Omit the pictures and return every entry exactly as written.

·····

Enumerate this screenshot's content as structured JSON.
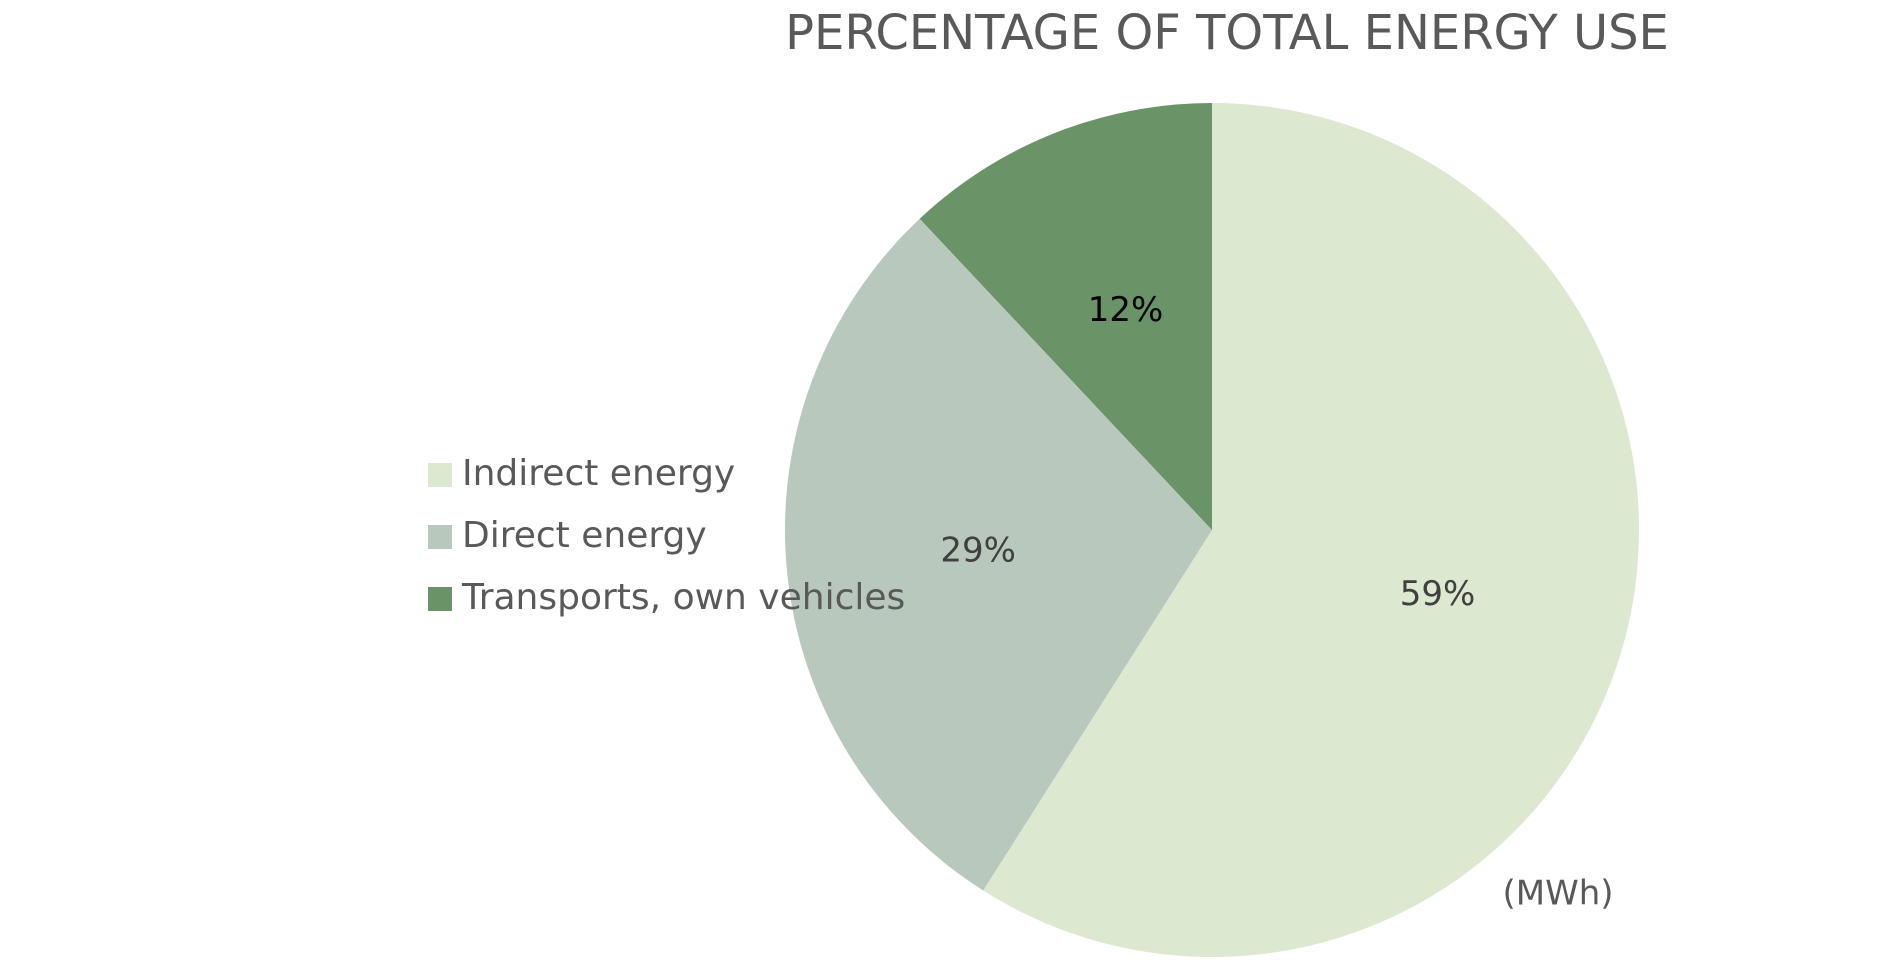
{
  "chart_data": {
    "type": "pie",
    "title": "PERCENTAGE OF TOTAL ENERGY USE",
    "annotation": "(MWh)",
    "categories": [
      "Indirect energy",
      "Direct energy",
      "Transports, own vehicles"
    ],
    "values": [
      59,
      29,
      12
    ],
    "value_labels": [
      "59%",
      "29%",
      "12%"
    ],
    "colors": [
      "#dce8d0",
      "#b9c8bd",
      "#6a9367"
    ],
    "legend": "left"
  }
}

·····

● Right answer:
Enumerate this screenshot's content as structured JSON.
{
  "chart_data": {
    "type": "pie",
    "title": "PERCENTAGE OF TOTAL ENERGY USE",
    "annotation": "(MWh)",
    "categories": [
      "Indirect energy",
      "Direct energy",
      "Transports, own vehicles"
    ],
    "values": [
      59,
      29,
      12
    ],
    "value_labels": [
      "59%",
      "29%",
      "12%"
    ],
    "colors": [
      "#dce8d0",
      "#b9c8bd",
      "#6a9367"
    ],
    "legend": "left"
  }
}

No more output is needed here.